**WHAT IS NEEDED**:
Extract the listing below in full, unchanged.

**RAW RECORDS**:
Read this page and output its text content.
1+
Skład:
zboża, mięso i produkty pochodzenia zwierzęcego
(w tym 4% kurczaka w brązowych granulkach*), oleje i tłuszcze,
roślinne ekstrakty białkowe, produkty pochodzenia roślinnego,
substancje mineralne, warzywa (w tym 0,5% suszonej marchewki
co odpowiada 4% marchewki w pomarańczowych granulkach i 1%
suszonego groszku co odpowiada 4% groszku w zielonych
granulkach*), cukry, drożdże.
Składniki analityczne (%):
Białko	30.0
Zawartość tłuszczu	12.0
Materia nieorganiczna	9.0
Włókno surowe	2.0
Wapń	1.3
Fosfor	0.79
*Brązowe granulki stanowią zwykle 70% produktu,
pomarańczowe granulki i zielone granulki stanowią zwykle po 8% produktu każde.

**SOLUTION TO THE EXERCISE**:
Read this page and output its text content.
1+
Skład:
zboża, mięso i produkty pochodzenia zwierzęcego
(w tym 4% kurczaka w brązowych granulkach*), oleje i tłuszcze,
roślinne ekstrakty białkowe, produkty pochodzenia roślinnego,
substancje mineralne, warzywa (w tym 0,5% suszonej marchewki
co odpowiada 4% marchewki w pomarańczowych granulkach i 1%
suszonego groszku co odpowiada 4% groszku w zielonych
granulkach*), cukry, drożdże.
Składniki analityczne (%):
Białko	30.0
Zawartość tłuszczu	12.0
Materia nieorganiczna	9.0
Włókno surowe	2.0
Wapń	1.3
Fosfor	0.79
*Brązowe granulki stanowią zwykle 70% produktu,
pomarańczowe granulki i zielone granulki stanowią zwykle po 8% produktu każde.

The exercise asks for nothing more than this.